Rows from a figure dataset

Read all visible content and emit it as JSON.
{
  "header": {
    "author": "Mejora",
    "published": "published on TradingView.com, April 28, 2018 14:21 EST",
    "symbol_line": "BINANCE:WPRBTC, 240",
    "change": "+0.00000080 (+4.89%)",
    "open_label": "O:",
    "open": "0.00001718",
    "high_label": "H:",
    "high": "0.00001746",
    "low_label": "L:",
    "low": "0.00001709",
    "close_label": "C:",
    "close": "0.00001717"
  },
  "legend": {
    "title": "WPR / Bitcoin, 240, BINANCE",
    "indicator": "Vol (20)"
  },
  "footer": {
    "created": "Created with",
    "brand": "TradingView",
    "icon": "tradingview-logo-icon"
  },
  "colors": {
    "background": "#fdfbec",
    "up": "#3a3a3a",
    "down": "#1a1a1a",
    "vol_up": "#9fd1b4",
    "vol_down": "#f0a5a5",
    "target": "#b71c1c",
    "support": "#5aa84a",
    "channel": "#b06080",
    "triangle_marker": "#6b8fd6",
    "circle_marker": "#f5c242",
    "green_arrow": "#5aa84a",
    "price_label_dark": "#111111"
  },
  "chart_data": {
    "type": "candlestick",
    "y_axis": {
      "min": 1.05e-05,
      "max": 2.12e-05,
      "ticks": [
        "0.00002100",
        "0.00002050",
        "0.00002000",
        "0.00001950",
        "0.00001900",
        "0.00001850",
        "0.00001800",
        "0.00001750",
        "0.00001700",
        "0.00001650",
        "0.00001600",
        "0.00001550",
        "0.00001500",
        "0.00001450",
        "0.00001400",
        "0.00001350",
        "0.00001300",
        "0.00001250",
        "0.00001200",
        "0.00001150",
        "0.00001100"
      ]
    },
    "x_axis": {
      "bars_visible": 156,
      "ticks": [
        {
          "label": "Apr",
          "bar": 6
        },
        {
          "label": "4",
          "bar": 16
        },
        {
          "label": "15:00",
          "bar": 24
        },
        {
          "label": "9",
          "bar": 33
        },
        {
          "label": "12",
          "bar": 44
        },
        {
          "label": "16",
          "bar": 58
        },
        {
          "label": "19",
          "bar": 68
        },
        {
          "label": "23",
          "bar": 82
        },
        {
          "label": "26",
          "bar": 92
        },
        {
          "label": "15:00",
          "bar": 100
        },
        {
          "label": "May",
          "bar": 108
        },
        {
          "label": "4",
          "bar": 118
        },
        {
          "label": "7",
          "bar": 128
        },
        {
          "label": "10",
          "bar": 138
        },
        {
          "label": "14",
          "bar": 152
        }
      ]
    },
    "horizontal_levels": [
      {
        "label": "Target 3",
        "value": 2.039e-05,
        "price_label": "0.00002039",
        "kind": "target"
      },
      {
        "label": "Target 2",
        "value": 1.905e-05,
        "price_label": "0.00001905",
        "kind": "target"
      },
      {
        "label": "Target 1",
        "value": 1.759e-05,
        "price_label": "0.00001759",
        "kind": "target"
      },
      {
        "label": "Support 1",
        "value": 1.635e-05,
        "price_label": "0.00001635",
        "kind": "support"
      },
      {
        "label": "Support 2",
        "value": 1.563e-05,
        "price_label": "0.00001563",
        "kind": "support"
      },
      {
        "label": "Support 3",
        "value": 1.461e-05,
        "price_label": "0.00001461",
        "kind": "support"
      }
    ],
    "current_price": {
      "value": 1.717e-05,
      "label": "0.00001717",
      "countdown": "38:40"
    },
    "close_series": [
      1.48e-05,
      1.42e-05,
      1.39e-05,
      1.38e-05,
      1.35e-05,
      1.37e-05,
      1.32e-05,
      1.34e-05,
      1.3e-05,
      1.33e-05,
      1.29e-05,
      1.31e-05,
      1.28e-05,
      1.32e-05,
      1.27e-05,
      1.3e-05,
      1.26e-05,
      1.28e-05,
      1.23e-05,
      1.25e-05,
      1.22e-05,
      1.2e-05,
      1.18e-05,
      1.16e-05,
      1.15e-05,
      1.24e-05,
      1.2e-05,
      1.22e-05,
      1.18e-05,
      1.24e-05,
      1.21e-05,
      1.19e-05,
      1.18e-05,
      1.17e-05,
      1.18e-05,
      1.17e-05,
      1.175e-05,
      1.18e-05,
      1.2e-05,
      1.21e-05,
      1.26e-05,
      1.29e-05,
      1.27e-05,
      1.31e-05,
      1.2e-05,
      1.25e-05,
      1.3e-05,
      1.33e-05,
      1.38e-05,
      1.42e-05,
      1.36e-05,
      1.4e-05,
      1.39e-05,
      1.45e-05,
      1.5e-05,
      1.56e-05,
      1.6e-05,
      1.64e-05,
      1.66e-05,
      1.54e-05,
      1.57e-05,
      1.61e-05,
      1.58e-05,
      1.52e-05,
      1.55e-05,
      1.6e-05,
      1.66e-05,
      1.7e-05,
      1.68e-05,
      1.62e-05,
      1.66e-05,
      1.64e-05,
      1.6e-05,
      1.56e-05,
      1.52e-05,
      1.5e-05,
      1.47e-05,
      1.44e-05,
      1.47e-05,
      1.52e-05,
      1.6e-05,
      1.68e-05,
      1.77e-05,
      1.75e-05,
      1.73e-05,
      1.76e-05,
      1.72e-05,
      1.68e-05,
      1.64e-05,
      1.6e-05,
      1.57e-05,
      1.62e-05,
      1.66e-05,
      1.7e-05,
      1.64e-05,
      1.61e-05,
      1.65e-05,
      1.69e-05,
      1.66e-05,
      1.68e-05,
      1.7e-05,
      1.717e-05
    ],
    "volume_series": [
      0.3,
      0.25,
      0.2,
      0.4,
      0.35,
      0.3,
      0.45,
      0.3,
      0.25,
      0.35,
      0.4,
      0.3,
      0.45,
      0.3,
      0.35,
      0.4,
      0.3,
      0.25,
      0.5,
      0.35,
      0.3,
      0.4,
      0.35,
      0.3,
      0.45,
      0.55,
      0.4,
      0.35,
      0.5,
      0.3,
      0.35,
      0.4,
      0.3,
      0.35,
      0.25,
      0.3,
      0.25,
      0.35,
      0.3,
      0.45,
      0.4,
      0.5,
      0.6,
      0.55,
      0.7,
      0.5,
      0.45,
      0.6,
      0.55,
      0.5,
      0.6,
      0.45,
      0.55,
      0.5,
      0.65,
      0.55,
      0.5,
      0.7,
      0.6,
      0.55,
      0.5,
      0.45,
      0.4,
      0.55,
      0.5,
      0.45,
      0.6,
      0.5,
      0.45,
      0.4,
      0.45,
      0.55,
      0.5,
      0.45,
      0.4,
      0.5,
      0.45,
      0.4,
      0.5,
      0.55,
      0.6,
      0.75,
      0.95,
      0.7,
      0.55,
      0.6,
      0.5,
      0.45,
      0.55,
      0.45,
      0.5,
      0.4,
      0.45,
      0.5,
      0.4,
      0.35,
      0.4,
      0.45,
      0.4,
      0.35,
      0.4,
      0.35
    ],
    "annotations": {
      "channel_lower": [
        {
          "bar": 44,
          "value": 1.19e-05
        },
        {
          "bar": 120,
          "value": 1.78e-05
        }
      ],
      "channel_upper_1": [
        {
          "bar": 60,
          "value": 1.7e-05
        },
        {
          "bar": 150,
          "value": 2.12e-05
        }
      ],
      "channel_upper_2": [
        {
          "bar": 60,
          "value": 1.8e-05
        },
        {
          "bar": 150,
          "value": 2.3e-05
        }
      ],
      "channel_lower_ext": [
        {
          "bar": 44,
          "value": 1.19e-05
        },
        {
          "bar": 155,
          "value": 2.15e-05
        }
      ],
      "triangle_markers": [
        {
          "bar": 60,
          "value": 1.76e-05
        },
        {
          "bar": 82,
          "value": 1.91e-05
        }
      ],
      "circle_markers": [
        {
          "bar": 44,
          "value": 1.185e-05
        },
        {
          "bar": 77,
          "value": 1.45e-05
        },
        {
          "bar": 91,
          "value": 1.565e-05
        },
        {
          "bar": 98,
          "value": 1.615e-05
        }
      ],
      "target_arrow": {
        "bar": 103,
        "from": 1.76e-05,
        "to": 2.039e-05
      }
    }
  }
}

- Objective:
Pull out all lines from the entries above in which the word "BINANCE" appears.

- Exercise response:
    "symbol_line": "BINANCE:WPRBTC, 240",
    "title": "WPR / Bitcoin, 240, BINANCE",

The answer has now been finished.